[Collection entries]
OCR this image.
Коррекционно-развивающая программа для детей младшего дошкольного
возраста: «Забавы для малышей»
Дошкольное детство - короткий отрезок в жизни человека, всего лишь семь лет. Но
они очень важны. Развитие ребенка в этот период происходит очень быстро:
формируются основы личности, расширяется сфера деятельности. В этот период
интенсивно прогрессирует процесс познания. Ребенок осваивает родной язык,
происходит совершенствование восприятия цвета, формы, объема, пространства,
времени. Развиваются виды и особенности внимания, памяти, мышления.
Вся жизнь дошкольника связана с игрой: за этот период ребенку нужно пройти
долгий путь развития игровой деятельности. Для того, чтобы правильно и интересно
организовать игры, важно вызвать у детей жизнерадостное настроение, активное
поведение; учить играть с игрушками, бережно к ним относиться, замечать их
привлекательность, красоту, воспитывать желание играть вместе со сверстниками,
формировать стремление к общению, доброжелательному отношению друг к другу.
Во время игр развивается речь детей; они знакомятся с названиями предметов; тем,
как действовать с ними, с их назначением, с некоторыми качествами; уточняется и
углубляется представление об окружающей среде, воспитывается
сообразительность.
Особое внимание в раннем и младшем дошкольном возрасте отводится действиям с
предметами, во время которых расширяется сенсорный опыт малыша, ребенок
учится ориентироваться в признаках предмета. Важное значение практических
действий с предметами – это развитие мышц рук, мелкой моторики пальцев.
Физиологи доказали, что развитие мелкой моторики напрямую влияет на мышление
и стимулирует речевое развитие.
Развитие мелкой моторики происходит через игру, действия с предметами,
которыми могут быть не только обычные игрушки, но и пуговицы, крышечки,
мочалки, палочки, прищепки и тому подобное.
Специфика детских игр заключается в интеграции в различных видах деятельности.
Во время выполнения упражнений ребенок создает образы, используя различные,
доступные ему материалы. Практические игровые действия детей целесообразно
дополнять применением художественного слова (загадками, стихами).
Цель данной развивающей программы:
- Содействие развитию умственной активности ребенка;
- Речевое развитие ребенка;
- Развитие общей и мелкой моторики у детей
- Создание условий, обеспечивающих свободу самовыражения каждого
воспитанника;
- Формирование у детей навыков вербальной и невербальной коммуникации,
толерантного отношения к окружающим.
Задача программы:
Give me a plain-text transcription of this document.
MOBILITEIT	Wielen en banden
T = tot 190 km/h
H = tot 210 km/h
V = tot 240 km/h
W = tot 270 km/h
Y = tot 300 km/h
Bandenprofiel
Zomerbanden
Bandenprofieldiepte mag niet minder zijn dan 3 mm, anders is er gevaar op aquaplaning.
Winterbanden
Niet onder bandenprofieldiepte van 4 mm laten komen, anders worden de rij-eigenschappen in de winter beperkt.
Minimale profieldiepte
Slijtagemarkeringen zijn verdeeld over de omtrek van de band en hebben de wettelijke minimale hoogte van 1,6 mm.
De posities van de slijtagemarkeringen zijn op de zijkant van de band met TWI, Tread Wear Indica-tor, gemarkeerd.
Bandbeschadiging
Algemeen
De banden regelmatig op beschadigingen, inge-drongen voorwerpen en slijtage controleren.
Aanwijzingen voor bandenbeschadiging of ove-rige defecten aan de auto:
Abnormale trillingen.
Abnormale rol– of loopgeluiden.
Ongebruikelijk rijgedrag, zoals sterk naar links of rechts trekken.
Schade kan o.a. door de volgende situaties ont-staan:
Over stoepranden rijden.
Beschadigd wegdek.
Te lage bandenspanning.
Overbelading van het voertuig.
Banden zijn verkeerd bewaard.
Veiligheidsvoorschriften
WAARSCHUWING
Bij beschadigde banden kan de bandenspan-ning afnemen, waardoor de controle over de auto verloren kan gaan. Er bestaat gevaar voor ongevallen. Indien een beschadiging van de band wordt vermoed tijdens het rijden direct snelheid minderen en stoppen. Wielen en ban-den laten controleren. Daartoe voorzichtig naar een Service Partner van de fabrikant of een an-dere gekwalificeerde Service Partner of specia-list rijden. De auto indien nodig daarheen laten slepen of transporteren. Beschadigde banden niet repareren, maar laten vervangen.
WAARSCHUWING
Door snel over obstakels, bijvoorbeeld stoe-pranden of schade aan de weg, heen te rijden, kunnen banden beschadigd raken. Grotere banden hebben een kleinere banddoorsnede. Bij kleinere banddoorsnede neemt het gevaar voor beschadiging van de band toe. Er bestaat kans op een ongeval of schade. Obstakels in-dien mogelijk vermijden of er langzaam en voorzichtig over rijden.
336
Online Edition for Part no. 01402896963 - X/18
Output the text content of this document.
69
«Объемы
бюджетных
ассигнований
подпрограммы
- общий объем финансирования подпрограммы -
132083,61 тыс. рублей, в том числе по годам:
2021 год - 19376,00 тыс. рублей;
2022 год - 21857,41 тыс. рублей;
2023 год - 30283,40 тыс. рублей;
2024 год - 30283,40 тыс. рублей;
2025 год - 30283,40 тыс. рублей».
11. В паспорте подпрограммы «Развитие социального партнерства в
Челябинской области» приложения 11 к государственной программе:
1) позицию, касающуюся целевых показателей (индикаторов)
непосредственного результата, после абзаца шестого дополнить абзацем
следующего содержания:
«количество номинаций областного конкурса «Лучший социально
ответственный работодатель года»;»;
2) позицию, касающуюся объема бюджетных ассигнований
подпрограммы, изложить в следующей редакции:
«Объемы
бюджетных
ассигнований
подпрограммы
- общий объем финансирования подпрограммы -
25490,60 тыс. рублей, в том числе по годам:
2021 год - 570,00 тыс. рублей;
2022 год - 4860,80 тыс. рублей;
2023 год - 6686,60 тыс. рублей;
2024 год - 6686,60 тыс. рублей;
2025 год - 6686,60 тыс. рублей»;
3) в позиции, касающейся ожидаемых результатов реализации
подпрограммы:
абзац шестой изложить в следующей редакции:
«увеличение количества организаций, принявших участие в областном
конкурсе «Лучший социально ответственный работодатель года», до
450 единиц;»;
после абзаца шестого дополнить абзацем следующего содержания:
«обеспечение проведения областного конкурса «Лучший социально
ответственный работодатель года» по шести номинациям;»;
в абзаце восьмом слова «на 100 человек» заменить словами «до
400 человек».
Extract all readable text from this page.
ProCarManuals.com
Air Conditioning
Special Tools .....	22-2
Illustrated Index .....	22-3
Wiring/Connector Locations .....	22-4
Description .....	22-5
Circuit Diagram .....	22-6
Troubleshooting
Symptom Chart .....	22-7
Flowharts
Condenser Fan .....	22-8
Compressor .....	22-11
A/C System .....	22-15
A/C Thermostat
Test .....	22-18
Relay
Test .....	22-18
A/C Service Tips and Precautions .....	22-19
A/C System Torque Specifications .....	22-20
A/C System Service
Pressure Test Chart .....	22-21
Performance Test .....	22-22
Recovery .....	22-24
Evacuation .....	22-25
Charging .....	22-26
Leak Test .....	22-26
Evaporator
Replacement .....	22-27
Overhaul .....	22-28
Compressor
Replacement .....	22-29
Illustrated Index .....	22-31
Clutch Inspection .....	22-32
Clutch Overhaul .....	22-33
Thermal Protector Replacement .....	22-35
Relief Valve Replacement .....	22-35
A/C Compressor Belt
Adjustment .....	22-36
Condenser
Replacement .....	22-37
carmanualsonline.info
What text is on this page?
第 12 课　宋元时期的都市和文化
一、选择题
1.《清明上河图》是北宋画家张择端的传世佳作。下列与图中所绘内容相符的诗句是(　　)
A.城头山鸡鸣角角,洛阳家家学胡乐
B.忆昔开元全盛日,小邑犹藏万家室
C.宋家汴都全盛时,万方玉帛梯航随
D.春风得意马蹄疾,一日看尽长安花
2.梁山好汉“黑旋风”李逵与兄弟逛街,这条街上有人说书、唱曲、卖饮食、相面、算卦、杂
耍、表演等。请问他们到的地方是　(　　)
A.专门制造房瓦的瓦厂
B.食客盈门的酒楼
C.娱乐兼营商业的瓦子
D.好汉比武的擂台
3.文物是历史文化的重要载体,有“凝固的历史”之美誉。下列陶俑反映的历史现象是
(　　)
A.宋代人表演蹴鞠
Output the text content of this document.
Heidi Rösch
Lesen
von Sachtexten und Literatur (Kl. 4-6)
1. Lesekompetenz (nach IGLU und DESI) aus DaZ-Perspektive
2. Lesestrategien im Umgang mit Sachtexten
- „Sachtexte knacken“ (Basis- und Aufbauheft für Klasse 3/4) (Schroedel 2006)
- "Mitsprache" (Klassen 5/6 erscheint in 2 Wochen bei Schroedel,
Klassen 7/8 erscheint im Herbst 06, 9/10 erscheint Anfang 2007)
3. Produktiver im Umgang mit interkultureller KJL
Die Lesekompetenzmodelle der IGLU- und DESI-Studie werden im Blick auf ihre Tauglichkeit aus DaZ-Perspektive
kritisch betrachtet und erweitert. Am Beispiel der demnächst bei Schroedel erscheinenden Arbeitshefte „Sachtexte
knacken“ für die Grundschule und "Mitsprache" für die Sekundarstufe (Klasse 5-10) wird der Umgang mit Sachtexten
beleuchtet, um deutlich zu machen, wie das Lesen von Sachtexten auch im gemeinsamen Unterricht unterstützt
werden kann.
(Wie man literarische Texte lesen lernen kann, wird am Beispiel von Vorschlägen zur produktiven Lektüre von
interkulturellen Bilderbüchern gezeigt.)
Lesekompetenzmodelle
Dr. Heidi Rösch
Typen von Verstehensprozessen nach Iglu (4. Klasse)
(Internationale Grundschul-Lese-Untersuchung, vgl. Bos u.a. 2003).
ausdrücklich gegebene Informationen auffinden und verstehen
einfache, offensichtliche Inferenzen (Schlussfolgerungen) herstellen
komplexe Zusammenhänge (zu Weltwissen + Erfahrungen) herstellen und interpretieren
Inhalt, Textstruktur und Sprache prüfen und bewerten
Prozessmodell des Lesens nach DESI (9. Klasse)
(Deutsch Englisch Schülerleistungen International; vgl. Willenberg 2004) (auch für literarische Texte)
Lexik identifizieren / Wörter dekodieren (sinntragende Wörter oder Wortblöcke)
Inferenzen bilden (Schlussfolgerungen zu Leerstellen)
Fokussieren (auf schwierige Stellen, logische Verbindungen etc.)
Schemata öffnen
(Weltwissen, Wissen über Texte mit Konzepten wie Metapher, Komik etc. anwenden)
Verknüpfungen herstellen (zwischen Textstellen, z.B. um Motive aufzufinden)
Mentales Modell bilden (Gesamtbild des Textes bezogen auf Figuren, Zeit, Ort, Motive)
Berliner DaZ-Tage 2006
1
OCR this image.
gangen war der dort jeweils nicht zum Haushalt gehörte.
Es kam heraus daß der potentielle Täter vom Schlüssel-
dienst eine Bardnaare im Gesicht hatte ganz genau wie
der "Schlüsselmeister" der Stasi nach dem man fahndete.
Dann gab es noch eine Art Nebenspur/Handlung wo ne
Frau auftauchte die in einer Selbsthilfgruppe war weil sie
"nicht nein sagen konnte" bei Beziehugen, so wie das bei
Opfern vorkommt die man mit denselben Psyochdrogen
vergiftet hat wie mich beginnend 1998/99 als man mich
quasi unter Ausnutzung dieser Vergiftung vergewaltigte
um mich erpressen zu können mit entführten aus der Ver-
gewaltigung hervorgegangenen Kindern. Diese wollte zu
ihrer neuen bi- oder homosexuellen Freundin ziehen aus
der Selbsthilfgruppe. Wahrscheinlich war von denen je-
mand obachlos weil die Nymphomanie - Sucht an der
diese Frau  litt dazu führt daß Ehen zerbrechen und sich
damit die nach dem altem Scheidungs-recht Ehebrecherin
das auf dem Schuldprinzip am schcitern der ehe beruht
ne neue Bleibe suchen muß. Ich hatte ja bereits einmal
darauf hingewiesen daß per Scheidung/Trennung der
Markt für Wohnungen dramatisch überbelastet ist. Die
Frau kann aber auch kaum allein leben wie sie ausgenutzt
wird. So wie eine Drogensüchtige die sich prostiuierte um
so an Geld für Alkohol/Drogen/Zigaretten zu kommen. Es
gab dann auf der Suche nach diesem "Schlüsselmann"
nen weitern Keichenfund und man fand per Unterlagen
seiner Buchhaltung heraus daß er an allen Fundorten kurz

**EXERCISE INSTRUCTIONS**
Go through the lines above. Select every one that has the string "Index".

**RESULT OF THE TASK**
Illustrated Index .....	22-3
Illustrated Index .....	22-31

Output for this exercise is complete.